YOUR TASK:
Select every line containing the word "name" from the material, and copy those lines.

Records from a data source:
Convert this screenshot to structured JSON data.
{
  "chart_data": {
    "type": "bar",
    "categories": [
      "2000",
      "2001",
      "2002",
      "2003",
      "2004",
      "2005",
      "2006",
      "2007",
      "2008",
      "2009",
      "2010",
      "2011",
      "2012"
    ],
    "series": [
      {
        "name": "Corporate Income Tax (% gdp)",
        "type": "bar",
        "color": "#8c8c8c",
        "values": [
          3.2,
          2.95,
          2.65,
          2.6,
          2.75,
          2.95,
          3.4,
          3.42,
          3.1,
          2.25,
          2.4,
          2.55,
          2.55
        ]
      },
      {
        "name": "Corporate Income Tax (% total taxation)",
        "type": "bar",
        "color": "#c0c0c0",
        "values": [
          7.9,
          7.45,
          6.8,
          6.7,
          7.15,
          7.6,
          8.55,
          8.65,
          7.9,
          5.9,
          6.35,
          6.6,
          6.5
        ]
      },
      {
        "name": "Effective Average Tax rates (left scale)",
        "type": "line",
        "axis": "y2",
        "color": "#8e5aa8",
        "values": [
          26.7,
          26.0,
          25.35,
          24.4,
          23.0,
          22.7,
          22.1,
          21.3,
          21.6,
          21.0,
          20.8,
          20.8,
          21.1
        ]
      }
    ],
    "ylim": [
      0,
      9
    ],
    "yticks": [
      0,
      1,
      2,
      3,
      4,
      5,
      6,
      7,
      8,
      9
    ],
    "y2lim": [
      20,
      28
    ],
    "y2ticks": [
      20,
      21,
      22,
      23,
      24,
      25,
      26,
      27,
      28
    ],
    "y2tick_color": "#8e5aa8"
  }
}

EXPECTED ANSWER:
        "name": "Corporate Income Tax (% gdp)",
        "name": "Corporate Income Tax (% total taxation)",
        "name": "Effective Average Tax rates (left scale)",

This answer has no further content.